** start MATERIAL SUPPLIED **

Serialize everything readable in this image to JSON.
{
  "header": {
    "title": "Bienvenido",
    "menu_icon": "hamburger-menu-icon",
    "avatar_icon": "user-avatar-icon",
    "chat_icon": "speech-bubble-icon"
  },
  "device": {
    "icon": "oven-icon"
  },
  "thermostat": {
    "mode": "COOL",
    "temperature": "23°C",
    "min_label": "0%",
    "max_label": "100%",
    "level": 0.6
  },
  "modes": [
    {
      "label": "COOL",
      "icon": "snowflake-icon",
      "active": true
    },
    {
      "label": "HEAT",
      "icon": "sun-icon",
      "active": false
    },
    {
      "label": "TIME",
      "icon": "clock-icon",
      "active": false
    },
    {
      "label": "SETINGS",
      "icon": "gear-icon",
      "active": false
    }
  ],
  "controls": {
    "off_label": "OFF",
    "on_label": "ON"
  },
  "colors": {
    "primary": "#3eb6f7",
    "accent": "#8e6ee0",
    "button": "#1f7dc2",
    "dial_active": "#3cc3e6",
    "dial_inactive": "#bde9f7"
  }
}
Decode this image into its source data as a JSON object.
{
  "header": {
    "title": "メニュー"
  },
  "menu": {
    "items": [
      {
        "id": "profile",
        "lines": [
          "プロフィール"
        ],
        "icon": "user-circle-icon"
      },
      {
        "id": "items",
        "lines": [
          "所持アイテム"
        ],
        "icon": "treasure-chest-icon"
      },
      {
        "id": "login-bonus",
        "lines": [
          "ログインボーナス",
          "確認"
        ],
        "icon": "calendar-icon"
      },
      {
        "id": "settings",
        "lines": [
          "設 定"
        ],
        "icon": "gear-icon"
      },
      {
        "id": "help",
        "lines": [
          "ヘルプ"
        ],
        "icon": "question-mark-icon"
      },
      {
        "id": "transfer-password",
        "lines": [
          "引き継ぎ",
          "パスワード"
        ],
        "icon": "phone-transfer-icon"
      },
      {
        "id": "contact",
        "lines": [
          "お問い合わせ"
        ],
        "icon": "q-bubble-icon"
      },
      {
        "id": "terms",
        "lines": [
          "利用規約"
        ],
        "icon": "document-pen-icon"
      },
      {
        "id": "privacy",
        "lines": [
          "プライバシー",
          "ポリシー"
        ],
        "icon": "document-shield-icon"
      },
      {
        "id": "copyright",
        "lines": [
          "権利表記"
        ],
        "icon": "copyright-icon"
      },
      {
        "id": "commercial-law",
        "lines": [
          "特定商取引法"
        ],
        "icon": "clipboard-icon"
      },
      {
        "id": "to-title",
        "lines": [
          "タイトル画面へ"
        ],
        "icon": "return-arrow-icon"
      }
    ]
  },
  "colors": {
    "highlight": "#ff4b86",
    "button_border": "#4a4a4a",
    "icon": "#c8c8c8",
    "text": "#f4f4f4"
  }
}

** end MATERIAL SUPPLIED **

- **EXERCISE DIRECTIONS**
Say, as a number only, how many lines of the data contain "image".

- **SOLUTION**
2